[Stored entries]
• • • • •

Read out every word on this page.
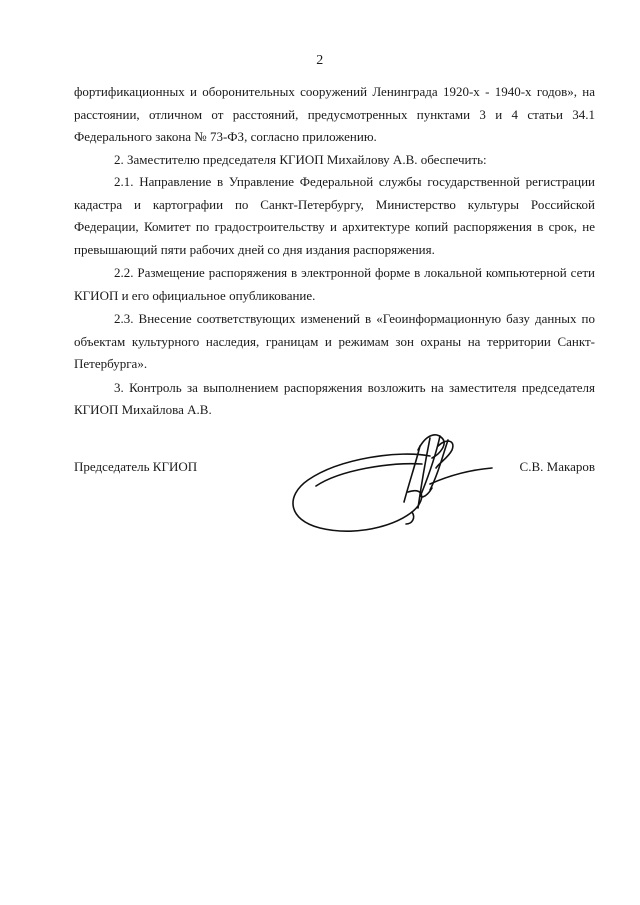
2

фортификационных и оборонительных сооружений Ленинграда 1920-х - 1940-х годов», на расстоянии, отличном от расстояний, предусмотренных пунктами 3 и 4 статьи 34.1 Федерального закона № 73-ФЗ, согласно приложению.

2. Заместителю председателя КГИОП Михайлову А.В. обеспечить:

2.1. Направление в Управление Федеральной службы государственной регистрации кадастра и картографии по Санкт-Петербургу, Министерство культуры Российской Федерации, Комитет по градостроительству и архитектуре копий распоряжения в срок, не превышающий пяти рабочих дней со дня издания распоряжения.

2.2. Размещение распоряжения в электронной форме в локальной компьютерной сети КГИОП и его официальное опубликование.

2.3. Внесение соответствующих изменений в «Геоинформационную базу данных по объектам культурного наследия, границам и режимам зон охраны на территории Санкт-Петербурга».

3. Контроль за выполнением распоряжения возложить на заместителя председателя КГИОП Михайлова А.В.

Председатель КГИОП	С.В. Макаров
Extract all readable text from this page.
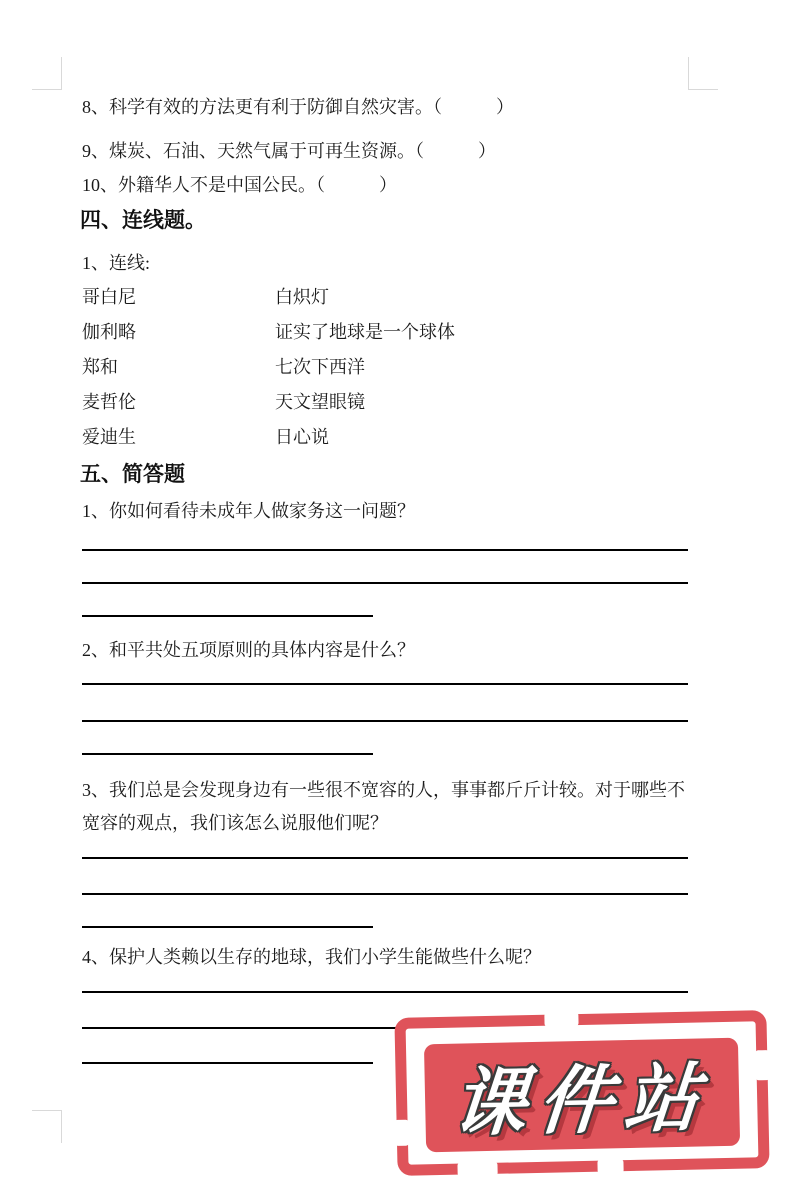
8、科学有效的方法更有利于防御自然灾害。（　　　）
9、煤炭、石油、天然气属于可再生资源。（　　　）
10、外籍华人不是中国公民。（　　　）
四、连线题。
1、连线:
哥白尼	白炽灯
伽利略	证实了地球是一个球体
郑和	七次下西洋
麦哲伦	天文望眼镜
爱迪生	日心说
五、简答题
1、你如何看待未成年人做家务这一问题？
2、和平共处五项原则的具体内容是什么？
3、我们总是会发现身边有一些很不宽容的人，事事都斤斤计较。对于哪些不宽容的观点，我们该怎么说服他们呢？
4、保护人类赖以生存的地球，我们小学生能做些什么呢？
课件站
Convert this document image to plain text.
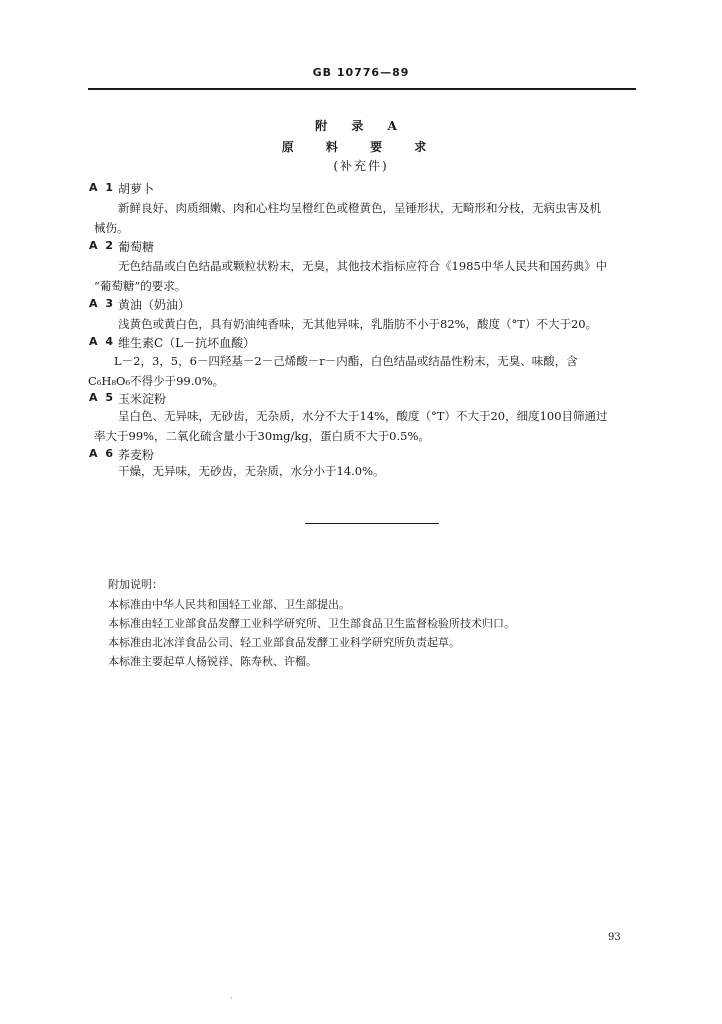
GB 10776—89
附 录 A
原 料 要 求
(补充件)
A 1 胡萝卜
新鲜良好、肉质细嫩、肉和心柱均呈橙红色或橙黄色，呈锤形状，无畸形和分枝，无病虫害及机
械伤。
A 2 葡萄糖
无色结晶或白色结晶或颗粒状粉末，无臭，其他技术指标应符合《1985中华人民共和国药典》中
“葡萄糖”的要求。
A 3 黄油（奶油）
浅黄色或黄白色，具有奶油纯香味，无其他异味，乳脂肪不小于82%，酸度（°T）不大于20。
A 4 维生素C（L－抗坏血酸）
L－2，3，5，6－四羟基－2－己烯酸－r－内酯，白色结晶或结晶性粉末，无臭、味酸，含
C₆H₈O₆不得少于99.0%。
A 5 玉米淀粉
呈白色、无异味，无砂齿，无杂质，水分不大于14%，酸度（°T）不大于20，细度100目筛通过
率大于99%，二氧化硫含量小于30mg/kg，蛋白质不大于0.5%。
A 6 荞麦粉
干燥，无异味，无砂齿，无杂质，水分小于14.0%。
附加说明：
本标准由中华人民共和国轻工业部、卫生部提出。
本标准由轻工业部食品发酵工业科学研究所、卫生部食品卫生监督检验所技术归口。
本标准由北冰洋食品公司、轻工业部食品发酵工业科学研究所负责起草。
本标准主要起草人杨锐祥、陈寿秋、许榴。
93
·
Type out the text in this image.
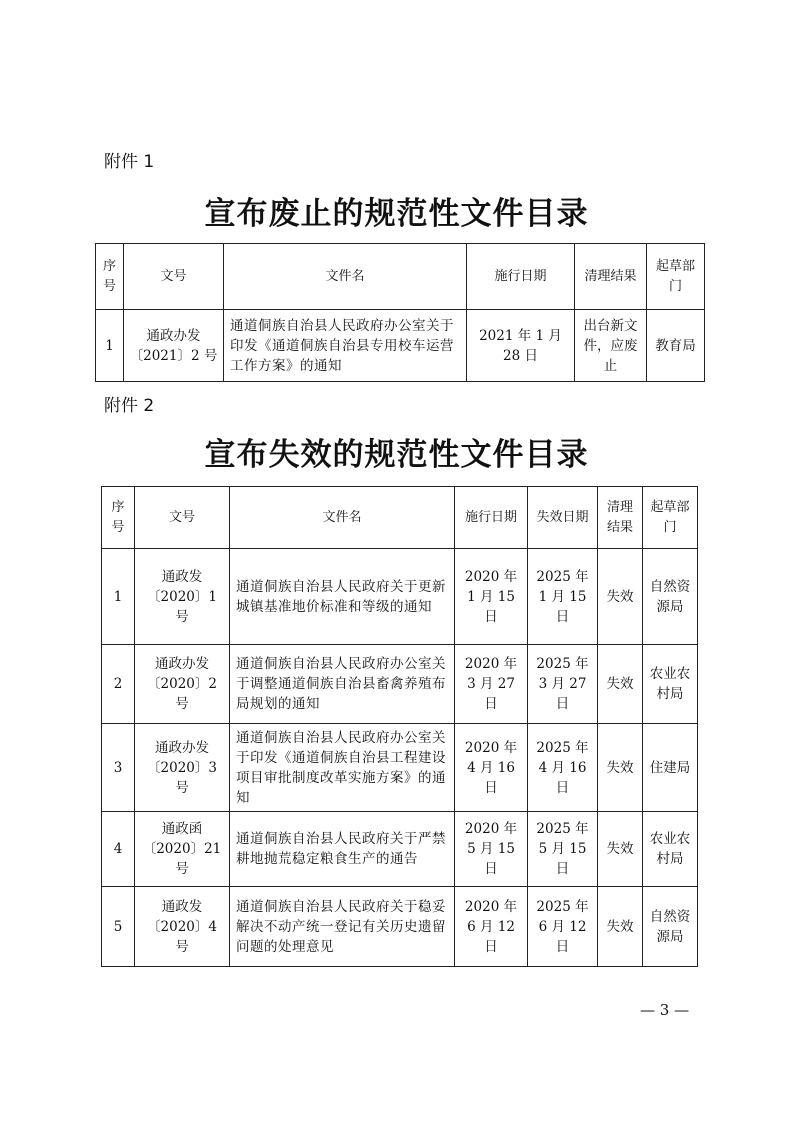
附件 1
宣布废止的规范性文件目录
序号	文号	文件名	施行日期	清理结果	起草部门
1	通政办发〔2021〕2 号	通道侗族自治县人民政府办公室关于印发《通道侗族自治县专用校车运营工作方案》的通知	2021 年 1 月 28 日	出台新文件，应废止	教育局
附件 2
宣布失效的规范性文件目录
序号	文号	文件名	施行日期	失效日期	清理结果	起草部门
1	通政发〔2020〕1 号	通道侗族自治县人民政府关于更新城镇基准地价标准和等级的通知	2020 年 1 月 15 日	2025 年 1 月 15 日	失效	自然资源局
2	通政办发〔2020〕2 号	通道侗族自治县人民政府办公室关于调整通道侗族自治县畜禽养殖布局规划的通知	2020 年 3 月 27 日	2025 年 3 月 27 日	失效	农业农村局
3	通政办发〔2020〕3 号	通道侗族自治县人民政府办公室关于印发《通道侗族自治县工程建设项目审批制度改革实施方案》的通知	2020 年 4 月 16 日	2025 年 4 月 16 日	失效	住建局
4	通政函〔2020〕21 号	通道侗族自治县人民政府关于严禁耕地抛荒稳定粮食生产的通告	2020 年 5 月 15 日	2025 年 5 月 15 日	失效	农业农村局
5	通政发〔2020〕4 号	通道侗族自治县人民政府关于稳妥解决不动产统一登记有关历史遗留问题的处理意见	2020 年 6 月 12 日	2025 年 6 月 12 日	失效	自然资源局
— 3 —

• • • • •

* Problem description *
Without the pictures, repeat all the records word for word.

* Answer for this exercise *
Read out every word on this page.
2

фортификационных и оборонительных сооружений Ленинграда 1920-х - 1940-х годов», на расстоянии, отличном от расстояний, предусмотренных пунктами 3 и 4 статьи 34.1 Федерального закона № 73-ФЗ, согласно приложению.

2. Заместителю председателя КГИОП Михайлову А.В. обеспечить:

2.1. Направление в Управление Федеральной службы государственной регистрации кадастра и картографии по Санкт-Петербургу, Министерство культуры Российской Федерации, Комитет по градостроительству и архитектуре копий распоряжения в срок, не превышающий пяти рабочих дней со дня издания распоряжения.

2.2. Размещение распоряжения в электронной форме в локальной компьютерной сети КГИОП и его официальное опубликование.

2.3. Внесение соответствующих изменений в «Геоинформационную базу данных по объектам культурного наследия, границам и режимам зон охраны на территории Санкт-Петербурга».

3. Контроль за выполнением распоряжения возложить на заместителя председателя КГИОП Михайлова А.В.

Председатель КГИОП	С.В. Макаров
Extract all readable text from this page.
8、科学有效的方法更有利于防御自然灾害。（　　　）
9、煤炭、石油、天然气属于可再生资源。（　　　）
10、外籍华人不是中国公民。（　　　）
四、连线题。
1、连线:
哥白尼	白炽灯
伽利略	证实了地球是一个球体
郑和	七次下西洋
麦哲伦	天文望眼镜
爱迪生	日心说
五、简答题
1、你如何看待未成年人做家务这一问题？
2、和平共处五项原则的具体内容是什么？
3、我们总是会发现身边有一些很不宽容的人，事事都斤斤计较。对于哪些不宽容的观点，我们该怎么说服他们呢？
4、保护人类赖以生存的地球，我们小学生能做些什么呢？
课件站
Convert this document image to plain text.
GB 10776—89
附 录 A
原 料 要 求
(补充件)
A 1 胡萝卜
新鲜良好、肉质细嫩、肉和心柱均呈橙红色或橙黄色，呈锤形状，无畸形和分枝，无病虫害及机
械伤。
A 2 葡萄糖
无色结晶或白色结晶或颗粒状粉末，无臭，其他技术指标应符合《1985中华人民共和国药典》中
“葡萄糖”的要求。
A 3 黄油（奶油）
浅黄色或黄白色，具有奶油纯香味，无其他异味，乳脂肪不小于82%，酸度（°T）不大于20。
A 4 维生素C（L－抗坏血酸）
L－2，3，5，6－四羟基－2－己烯酸－r－内酯，白色结晶或结晶性粉末，无臭、味酸，含
C₆H₈O₆不得少于99.0%。
A 5 玉米淀粉
呈白色、无异味，无砂齿，无杂质，水分不大于14%，酸度（°T）不大于20，细度100目筛通过
率大于99%，二氧化硫含量小于30mg/kg，蛋白质不大于0.5%。
A 6 荞麦粉
干燥，无异味，无砂齿，无杂质，水分小于14.0%。
附加说明：
本标准由中华人民共和国轻工业部、卫生部提出。
本标准由轻工业部食品发酵工业科学研究所、卫生部食品卫生监督检验所技术归口。
本标准由北冰洋食品公司、轻工业部食品发酵工业科学研究所负责起草。
本标准主要起草人杨锐祥、陈寿秋、许榴。
93
·
Type out the text in this image.
附件 1
宣布废止的规范性文件目录
序号	文号	文件名	施行日期	清理结果	起草部门
1	通政办发〔2021〕2 号	通道侗族自治县人民政府办公室关于印发《通道侗族自治县专用校车运营工作方案》的通知	2021 年 1 月 28 日	出台新文件，应废止	教育局
附件 2
宣布失效的规范性文件目录
序号	文号	文件名	施行日期	失效日期	清理结果	起草部门
1	通政发〔2020〕1 号	通道侗族自治县人民政府关于更新城镇基准地价标准和等级的通知	2020 年 1 月 15 日	2025 年 1 月 15 日	失效	自然资源局
2	通政办发〔2020〕2 号	通道侗族自治县人民政府办公室关于调整通道侗族自治县畜禽养殖布局规划的通知	2020 年 3 月 27 日	2025 年 3 月 27 日	失效	农业农村局
3	通政办发〔2020〕3 号	通道侗族自治县人民政府办公室关于印发《通道侗族自治县工程建设项目审批制度改革实施方案》的通知	2020 年 4 月 16 日	2025 年 4 月 16 日	失效	住建局
4	通政函〔2020〕21 号	通道侗族自治县人民政府关于严禁耕地抛荒稳定粮食生产的通告	2020 年 5 月 15 日	2025 年 5 月 15 日	失效	农业农村局
5	通政发〔2020〕4 号	通道侗族自治县人民政府关于稳妥解决不动产统一登记有关历史遗留问题的处理意见	2020 年 6 月 12 日	2025 年 6 月 12 日	失效	自然资源局
— 3 —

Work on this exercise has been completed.